**Records to process**
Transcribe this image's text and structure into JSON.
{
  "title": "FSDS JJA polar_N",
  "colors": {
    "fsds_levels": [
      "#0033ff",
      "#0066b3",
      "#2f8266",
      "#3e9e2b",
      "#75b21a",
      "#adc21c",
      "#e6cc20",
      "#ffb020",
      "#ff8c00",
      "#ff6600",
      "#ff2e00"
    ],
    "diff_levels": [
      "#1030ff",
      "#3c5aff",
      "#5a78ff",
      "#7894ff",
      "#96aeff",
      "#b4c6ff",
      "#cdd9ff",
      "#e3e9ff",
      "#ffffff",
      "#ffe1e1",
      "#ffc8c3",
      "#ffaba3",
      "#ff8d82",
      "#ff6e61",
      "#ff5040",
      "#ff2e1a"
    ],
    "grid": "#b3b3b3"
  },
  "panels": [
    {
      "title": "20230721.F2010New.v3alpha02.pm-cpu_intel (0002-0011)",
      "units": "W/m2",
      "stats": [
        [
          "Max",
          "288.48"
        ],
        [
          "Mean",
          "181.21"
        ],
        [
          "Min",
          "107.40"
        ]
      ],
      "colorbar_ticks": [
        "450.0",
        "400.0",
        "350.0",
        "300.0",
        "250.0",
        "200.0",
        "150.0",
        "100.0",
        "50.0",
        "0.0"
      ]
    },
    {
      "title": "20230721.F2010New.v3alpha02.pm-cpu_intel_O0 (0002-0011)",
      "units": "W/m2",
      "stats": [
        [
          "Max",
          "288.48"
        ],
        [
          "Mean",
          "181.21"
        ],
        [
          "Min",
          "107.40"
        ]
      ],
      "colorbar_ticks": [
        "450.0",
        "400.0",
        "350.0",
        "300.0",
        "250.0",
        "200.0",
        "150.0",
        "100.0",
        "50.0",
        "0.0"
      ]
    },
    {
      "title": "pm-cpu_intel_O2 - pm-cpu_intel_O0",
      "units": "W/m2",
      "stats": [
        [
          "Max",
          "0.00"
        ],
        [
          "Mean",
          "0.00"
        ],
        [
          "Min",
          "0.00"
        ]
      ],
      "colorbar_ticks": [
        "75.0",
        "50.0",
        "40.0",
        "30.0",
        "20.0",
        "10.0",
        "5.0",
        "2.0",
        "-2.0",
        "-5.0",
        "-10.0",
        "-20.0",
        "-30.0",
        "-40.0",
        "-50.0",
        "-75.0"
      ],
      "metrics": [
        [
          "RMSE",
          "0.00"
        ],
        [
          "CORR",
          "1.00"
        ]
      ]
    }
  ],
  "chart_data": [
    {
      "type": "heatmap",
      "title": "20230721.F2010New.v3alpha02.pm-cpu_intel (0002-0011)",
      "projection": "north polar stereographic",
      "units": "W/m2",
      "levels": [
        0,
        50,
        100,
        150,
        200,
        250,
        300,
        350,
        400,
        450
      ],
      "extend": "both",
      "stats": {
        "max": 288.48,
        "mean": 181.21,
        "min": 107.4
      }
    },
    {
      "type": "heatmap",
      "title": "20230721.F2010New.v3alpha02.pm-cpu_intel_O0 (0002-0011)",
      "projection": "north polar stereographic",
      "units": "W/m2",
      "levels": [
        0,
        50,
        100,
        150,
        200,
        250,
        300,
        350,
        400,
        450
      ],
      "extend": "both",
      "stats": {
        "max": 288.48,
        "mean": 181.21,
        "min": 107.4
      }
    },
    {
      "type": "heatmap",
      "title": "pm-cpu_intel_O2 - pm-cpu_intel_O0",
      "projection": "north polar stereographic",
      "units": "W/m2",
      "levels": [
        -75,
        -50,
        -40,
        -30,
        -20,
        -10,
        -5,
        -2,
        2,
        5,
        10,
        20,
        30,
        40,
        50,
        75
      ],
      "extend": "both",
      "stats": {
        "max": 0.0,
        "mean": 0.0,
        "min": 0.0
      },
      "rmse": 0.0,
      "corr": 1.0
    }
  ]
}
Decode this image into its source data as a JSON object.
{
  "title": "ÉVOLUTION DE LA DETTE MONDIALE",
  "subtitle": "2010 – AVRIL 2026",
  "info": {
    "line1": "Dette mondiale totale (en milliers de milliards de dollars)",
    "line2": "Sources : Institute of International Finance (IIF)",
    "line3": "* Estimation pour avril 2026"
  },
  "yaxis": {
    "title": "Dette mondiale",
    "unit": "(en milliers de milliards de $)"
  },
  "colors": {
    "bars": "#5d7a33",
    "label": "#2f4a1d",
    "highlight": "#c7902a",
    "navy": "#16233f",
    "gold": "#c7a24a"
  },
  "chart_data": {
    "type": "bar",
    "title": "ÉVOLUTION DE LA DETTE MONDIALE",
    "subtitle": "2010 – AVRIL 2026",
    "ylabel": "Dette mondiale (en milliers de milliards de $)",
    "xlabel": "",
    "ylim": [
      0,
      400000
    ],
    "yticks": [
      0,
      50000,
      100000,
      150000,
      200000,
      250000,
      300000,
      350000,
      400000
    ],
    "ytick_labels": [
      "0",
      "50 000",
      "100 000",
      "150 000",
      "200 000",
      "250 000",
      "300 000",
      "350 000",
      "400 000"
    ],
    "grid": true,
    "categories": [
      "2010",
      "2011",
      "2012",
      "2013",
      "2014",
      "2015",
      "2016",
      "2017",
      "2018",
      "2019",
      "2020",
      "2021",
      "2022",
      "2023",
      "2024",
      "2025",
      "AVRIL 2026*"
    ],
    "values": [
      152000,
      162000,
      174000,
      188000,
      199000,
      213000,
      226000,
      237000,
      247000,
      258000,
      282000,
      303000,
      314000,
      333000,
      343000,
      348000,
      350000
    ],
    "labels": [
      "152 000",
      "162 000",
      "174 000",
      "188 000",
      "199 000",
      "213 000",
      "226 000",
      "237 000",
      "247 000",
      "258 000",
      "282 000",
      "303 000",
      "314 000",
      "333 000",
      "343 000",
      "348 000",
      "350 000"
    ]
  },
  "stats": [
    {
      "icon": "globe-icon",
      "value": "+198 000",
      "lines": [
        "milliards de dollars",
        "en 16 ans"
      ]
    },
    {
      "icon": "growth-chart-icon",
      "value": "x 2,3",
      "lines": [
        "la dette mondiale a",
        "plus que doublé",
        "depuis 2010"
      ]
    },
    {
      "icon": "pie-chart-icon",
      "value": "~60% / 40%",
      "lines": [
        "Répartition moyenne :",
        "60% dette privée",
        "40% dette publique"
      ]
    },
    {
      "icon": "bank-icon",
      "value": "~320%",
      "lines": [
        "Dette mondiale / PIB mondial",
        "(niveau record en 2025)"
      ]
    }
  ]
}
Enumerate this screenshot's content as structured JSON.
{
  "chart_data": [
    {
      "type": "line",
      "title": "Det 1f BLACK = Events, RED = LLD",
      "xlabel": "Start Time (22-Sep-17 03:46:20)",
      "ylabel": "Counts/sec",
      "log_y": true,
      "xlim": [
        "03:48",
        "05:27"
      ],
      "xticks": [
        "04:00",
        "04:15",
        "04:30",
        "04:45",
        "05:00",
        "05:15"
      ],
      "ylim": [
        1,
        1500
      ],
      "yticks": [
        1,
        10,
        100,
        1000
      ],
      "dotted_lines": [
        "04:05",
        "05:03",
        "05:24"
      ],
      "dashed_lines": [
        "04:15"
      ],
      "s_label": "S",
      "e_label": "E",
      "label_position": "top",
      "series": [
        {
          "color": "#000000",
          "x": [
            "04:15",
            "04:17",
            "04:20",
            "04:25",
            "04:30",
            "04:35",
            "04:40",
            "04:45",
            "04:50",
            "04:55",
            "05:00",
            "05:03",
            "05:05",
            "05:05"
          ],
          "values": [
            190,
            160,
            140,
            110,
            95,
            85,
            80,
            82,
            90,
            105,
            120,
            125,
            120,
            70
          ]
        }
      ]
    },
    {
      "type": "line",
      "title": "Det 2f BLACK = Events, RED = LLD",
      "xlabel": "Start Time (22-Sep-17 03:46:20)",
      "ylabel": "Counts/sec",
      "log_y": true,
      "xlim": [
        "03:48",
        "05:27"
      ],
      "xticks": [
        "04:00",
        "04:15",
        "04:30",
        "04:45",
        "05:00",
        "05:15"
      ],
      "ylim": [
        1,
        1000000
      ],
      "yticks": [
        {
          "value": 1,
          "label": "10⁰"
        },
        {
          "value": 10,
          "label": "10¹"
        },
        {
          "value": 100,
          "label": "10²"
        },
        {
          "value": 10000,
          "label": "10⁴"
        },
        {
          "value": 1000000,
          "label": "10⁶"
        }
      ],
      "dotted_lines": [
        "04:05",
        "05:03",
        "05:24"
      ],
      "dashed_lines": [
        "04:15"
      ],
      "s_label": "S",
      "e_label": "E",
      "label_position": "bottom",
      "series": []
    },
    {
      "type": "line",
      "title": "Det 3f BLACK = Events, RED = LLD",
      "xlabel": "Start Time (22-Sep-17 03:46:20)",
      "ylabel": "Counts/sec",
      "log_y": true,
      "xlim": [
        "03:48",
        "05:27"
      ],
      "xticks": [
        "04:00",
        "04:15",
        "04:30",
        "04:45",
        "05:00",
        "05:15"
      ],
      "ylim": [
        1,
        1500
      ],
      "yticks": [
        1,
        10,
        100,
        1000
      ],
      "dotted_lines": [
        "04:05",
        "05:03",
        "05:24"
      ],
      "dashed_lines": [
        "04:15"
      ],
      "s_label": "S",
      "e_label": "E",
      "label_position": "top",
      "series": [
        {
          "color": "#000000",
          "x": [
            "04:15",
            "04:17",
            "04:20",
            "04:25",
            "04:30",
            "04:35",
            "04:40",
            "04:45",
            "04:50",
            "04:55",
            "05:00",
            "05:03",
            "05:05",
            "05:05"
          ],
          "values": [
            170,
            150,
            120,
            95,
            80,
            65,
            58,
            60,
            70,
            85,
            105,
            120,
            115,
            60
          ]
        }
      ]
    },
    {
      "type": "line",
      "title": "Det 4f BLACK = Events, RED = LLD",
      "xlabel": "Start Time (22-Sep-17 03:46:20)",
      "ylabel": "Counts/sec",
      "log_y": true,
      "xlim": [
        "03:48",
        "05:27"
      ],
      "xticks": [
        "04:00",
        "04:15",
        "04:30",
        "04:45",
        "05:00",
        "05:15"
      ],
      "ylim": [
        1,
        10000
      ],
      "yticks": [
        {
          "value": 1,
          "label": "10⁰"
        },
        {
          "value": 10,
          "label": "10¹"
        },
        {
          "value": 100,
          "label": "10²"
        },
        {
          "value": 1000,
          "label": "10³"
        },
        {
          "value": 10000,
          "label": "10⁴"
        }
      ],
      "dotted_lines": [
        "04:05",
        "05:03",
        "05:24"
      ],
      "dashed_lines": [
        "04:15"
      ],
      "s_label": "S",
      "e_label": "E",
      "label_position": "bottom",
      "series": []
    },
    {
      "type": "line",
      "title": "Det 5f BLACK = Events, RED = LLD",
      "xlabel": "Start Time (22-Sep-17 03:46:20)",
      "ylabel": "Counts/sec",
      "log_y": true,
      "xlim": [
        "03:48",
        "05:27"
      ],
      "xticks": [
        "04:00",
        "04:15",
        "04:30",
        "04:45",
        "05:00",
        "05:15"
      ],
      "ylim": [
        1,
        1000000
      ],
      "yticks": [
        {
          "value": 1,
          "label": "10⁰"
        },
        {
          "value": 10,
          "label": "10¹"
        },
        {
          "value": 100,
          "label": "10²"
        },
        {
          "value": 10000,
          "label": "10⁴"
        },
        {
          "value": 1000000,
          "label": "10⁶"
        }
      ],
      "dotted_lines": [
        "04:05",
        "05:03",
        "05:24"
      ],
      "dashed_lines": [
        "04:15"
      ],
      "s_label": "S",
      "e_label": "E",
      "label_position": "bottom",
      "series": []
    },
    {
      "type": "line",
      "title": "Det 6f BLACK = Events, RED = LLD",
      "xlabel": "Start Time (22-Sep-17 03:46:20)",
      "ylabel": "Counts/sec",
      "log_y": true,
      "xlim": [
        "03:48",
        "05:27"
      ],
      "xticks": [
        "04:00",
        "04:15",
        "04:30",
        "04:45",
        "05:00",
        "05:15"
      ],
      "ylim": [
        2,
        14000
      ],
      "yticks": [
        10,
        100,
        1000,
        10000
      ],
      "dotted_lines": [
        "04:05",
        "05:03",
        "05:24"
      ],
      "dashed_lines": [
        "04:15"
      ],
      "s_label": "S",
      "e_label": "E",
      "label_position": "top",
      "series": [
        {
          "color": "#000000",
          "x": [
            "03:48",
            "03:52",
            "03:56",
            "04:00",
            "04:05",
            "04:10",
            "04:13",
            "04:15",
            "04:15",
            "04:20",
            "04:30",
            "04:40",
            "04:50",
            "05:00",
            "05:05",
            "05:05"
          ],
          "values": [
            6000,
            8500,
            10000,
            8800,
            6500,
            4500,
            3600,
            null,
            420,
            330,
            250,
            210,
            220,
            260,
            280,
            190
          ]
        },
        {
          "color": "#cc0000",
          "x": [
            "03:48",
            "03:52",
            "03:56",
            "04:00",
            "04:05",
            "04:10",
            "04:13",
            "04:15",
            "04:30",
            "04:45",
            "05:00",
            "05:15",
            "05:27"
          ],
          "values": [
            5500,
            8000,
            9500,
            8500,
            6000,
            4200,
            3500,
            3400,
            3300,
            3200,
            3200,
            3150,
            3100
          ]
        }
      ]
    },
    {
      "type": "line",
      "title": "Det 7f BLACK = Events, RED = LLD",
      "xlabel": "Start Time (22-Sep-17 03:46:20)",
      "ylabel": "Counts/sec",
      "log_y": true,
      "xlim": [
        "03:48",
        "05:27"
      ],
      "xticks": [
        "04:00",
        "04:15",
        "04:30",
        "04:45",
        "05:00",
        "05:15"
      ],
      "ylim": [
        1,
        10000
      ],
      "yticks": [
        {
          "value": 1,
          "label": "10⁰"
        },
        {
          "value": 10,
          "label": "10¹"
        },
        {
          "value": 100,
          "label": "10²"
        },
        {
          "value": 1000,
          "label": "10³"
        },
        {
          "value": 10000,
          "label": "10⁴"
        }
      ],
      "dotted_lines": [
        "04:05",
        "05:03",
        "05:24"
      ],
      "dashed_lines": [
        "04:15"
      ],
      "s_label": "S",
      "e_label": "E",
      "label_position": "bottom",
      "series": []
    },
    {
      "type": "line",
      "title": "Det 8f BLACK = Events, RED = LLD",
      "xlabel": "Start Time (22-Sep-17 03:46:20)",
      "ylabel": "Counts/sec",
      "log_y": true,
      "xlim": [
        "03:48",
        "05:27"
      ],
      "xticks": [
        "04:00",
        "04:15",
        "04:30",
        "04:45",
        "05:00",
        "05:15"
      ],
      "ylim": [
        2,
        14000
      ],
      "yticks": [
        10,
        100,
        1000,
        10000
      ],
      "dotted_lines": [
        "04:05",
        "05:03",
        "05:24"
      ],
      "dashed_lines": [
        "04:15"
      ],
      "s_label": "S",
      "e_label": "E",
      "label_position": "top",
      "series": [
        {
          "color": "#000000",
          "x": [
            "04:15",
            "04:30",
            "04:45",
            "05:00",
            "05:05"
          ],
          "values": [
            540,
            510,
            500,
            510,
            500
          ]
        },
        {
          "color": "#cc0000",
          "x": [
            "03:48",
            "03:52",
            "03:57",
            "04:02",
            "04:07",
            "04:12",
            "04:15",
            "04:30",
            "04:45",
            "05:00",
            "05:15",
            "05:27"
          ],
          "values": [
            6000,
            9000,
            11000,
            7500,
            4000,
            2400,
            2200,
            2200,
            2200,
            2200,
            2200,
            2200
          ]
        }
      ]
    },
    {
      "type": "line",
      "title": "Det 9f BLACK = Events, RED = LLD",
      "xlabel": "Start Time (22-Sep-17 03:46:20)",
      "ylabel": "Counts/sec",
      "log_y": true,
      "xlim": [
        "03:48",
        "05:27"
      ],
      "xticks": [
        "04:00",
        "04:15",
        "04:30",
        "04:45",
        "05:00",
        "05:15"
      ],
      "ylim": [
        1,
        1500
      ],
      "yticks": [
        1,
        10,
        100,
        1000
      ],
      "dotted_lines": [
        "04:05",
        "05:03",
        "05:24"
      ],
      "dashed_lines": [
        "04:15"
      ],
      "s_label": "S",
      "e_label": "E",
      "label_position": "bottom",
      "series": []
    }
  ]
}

**What you need to do**
Return every line containing "ÉVOLUTION".

**Result**
  "title": "ÉVOLUTION DE LA DETTE MONDIALE",
    "title": "ÉVOLUTION DE LA DETTE MONDIALE",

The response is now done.